§ **Stated problem**:
Your task is to gather the lines below that hold the string "What".

╭──

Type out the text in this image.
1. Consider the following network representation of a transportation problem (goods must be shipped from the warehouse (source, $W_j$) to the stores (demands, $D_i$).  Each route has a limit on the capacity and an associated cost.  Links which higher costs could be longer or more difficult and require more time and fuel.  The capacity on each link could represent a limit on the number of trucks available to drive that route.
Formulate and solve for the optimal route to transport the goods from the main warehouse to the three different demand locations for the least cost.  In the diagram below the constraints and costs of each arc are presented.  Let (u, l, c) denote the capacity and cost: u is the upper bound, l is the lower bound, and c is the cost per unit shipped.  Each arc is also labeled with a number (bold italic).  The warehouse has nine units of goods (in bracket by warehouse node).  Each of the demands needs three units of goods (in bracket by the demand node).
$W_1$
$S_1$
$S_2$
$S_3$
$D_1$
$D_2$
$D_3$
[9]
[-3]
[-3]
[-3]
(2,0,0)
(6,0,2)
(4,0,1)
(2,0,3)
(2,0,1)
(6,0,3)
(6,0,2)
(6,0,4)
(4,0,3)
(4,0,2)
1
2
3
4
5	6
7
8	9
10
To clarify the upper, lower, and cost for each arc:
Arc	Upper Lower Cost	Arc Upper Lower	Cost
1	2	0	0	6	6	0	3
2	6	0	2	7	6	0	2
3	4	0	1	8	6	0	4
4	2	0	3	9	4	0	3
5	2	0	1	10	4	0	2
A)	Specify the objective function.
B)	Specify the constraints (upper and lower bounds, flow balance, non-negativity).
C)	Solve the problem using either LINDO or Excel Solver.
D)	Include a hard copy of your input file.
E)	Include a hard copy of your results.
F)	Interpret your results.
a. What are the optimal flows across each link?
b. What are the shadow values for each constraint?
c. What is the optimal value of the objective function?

╰──

§ **The result**:
a. What are the optimal flows across each link?
b. What are the shadow values for each constraint?
c. What is the optimal value of the objective function?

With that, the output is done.